Given request:
Word for word, restate every line of the listing that follows.

>>>

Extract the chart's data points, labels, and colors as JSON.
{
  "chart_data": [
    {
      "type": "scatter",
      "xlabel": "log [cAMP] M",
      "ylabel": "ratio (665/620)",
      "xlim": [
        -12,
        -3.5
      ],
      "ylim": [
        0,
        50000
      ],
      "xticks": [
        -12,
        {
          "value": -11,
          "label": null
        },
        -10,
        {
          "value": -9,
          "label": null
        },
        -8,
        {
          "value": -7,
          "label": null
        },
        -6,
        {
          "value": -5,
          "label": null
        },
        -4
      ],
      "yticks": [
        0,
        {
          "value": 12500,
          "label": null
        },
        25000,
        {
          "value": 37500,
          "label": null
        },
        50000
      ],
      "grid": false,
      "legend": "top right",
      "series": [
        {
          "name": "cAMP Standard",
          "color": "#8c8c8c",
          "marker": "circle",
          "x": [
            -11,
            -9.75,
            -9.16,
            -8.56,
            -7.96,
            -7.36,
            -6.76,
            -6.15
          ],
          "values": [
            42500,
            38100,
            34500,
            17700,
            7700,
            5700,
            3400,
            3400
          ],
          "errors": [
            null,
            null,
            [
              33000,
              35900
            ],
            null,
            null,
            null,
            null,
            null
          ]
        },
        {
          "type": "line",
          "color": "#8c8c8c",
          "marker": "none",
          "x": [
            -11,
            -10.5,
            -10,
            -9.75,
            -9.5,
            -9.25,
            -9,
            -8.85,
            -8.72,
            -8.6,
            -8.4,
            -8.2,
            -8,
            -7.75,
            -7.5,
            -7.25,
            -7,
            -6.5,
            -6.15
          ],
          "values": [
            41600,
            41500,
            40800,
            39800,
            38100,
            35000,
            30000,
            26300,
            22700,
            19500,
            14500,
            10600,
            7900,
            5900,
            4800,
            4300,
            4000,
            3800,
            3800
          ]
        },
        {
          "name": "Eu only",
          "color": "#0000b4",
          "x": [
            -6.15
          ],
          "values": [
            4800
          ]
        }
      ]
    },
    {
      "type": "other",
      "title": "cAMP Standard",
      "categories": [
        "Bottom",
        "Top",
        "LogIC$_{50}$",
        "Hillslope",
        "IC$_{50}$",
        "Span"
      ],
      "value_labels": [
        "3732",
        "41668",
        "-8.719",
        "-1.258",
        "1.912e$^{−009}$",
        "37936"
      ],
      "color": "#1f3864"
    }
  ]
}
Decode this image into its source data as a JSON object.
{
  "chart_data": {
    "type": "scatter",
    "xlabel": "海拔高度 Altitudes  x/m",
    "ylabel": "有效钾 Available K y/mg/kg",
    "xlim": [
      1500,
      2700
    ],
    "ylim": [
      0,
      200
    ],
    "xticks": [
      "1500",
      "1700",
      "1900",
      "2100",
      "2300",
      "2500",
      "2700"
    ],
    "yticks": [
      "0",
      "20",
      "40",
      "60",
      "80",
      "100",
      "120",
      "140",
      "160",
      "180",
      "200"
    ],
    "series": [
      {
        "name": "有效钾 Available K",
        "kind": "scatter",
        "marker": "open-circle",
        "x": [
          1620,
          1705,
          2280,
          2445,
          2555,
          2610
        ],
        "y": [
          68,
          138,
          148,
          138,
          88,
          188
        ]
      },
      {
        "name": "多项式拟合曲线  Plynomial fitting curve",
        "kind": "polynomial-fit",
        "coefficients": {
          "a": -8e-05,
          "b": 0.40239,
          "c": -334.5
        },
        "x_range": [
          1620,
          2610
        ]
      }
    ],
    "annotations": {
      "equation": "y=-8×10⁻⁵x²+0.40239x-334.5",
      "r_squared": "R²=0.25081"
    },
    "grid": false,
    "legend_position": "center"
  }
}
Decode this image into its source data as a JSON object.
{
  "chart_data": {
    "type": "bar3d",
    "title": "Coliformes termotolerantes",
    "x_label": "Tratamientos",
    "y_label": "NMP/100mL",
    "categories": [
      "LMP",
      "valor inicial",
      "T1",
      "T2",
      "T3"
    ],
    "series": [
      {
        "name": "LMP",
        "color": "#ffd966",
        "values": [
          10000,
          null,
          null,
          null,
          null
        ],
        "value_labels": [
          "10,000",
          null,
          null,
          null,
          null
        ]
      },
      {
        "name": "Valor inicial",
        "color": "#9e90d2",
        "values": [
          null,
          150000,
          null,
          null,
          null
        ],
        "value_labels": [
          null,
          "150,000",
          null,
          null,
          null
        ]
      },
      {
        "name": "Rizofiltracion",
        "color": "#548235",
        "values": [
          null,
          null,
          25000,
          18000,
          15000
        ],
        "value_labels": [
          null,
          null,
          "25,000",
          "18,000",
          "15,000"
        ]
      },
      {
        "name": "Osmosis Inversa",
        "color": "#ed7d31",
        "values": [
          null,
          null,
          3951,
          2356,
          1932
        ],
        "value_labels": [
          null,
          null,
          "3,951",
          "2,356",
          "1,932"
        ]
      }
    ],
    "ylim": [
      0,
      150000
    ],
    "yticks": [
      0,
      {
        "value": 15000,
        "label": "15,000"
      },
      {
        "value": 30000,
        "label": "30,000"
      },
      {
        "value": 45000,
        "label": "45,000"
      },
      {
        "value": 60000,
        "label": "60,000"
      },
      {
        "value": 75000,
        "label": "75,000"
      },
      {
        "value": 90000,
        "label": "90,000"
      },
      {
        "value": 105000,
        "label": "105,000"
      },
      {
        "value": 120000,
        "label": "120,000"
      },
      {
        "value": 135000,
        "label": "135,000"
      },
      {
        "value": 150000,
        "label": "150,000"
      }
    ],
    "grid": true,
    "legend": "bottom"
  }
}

<<<

The output:
Extract the chart's data points, labels, and colors as JSON.
{
  "chart_data": [
    {
      "type": "scatter",
      "xlabel": "log [cAMP] M",
      "ylabel": "ratio (665/620)",
      "xlim": [
        -12,
        -3.5
      ],
      "ylim": [
        0,
        50000
      ],
      "xticks": [
        -12,
        {
          "value": -11,
          "label": null
        },
        -10,
        {
          "value": -9,
          "label": null
        },
        -8,
        {
          "value": -7,
          "label": null
        },
        -6,
        {
          "value": -5,
          "label": null
        },
        -4
      ],
      "yticks": [
        0,
        {
          "value": 12500,
          "label": null
        },
        25000,
        {
          "value": 37500,
          "label": null
        },
        50000
      ],
      "grid": false,
      "legend": "top right",
      "series": [
        {
          "name": "cAMP Standard",
          "color": "#8c8c8c",
          "marker": "circle",
          "x": [
            -11,
            -9.75,
            -9.16,
            -8.56,
            -7.96,
            -7.36,
            -6.76,
            -6.15
          ],
          "values": [
            42500,
            38100,
            34500,
            17700,
            7700,
            5700,
            3400,
            3400
          ],
          "errors": [
            null,
            null,
            [
              33000,
              35900
            ],
            null,
            null,
            null,
            null,
            null
          ]
        },
        {
          "type": "line",
          "color": "#8c8c8c",
          "marker": "none",
          "x": [
            -11,
            -10.5,
            -10,
            -9.75,
            -9.5,
            -9.25,
            -9,
            -8.85,
            -8.72,
            -8.6,
            -8.4,
            -8.2,
            -8,
            -7.75,
            -7.5,
            -7.25,
            -7,
            -6.5,
            -6.15
          ],
          "values": [
            41600,
            41500,
            40800,
            39800,
            38100,
            35000,
            30000,
            26300,
            22700,
            19500,
            14500,
            10600,
            7900,
            5900,
            4800,
            4300,
            4000,
            3800,
            3800
          ]
        },
        {
          "name": "Eu only",
          "color": "#0000b4",
          "x": [
            -6.15
          ],
          "values": [
            4800
          ]
        }
      ]
    },
    {
      "type": "other",
      "title": "cAMP Standard",
      "categories": [
        "Bottom",
        "Top",
        "LogIC$_{50}$",
        "Hillslope",
        "IC$_{50}$",
        "Span"
      ],
      "value_labels": [
        "3732",
        "41668",
        "-8.719",
        "-1.258",
        "1.912e$^{−009}$",
        "37936"
      ],
      "color": "#1f3864"
    }
  ]
}
Decode this image into its source data as a JSON object.
{
  "chart_data": {
    "type": "scatter",
    "xlabel": "海拔高度 Altitudes  x/m",
    "ylabel": "有效钾 Available K y/mg/kg",
    "xlim": [
      1500,
      2700
    ],
    "ylim": [
      0,
      200
    ],
    "xticks": [
      "1500",
      "1700",
      "1900",
      "2100",
      "2300",
      "2500",
      "2700"
    ],
    "yticks": [
      "0",
      "20",
      "40",
      "60",
      "80",
      "100",
      "120",
      "140",
      "160",
      "180",
      "200"
    ],
    "series": [
      {
        "name": "有效钾 Available K",
        "kind": "scatter",
        "marker": "open-circle",
        "x": [
          1620,
          1705,
          2280,
          2445,
          2555,
          2610
        ],
        "y": [
          68,
          138,
          148,
          138,
          88,
          188
        ]
      },
      {
        "name": "多项式拟合曲线  Plynomial fitting curve",
        "kind": "polynomial-fit",
        "coefficients": {
          "a": -8e-05,
          "b": 0.40239,
          "c": -334.5
        },
        "x_range": [
          1620,
          2610
        ]
      }
    ],
    "annotations": {
      "equation": "y=-8×10⁻⁵x²+0.40239x-334.5",
      "r_squared": "R²=0.25081"
    },
    "grid": false,
    "legend_position": "center"
  }
}
Decode this image into its source data as a JSON object.
{
  "chart_data": {
    "type": "bar3d",
    "title": "Coliformes termotolerantes",
    "x_label": "Tratamientos",
    "y_label": "NMP/100mL",
    "categories": [
      "LMP",
      "valor inicial",
      "T1",
      "T2",
      "T3"
    ],
    "series": [
      {
        "name": "LMP",
        "color": "#ffd966",
        "values": [
          10000,
          null,
          null,
          null,
          null
        ],
        "value_labels": [
          "10,000",
          null,
          null,
          null,
          null
        ]
      },
      {
        "name": "Valor inicial",
        "color": "#9e90d2",
        "values": [
          null,
          150000,
          null,
          null,
          null
        ],
        "value_labels": [
          null,
          "150,000",
          null,
          null,
          null
        ]
      },
      {
        "name": "Rizofiltracion",
        "color": "#548235",
        "values": [
          null,
          null,
          25000,
          18000,
          15000
        ],
        "value_labels": [
          null,
          null,
          "25,000",
          "18,000",
          "15,000"
        ]
      },
      {
        "name": "Osmosis Inversa",
        "color": "#ed7d31",
        "values": [
          null,
          null,
          3951,
          2356,
          1932
        ],
        "value_labels": [
          null,
          null,
          "3,951",
          "2,356",
          "1,932"
        ]
      }
    ],
    "ylim": [
      0,
      150000
    ],
    "yticks": [
      0,
      {
        "value": 15000,
        "label": "15,000"
      },
      {
        "value": 30000,
        "label": "30,000"
      },
      {
        "value": 45000,
        "label": "45,000"
      },
      {
        "value": 60000,
        "label": "60,000"
      },
      {
        "value": 75000,
        "label": "75,000"
      },
      {
        "value": 90000,
        "label": "90,000"
      },
      {
        "value": 105000,
        "label": "105,000"
      },
      {
        "value": 120000,
        "label": "120,000"
      },
      {
        "value": 135000,
        "label": "135,000"
      },
      {
        "value": 150000,
        "label": "150,000"
      }
    ],
    "grid": true,
    "legend": "bottom"
  }
}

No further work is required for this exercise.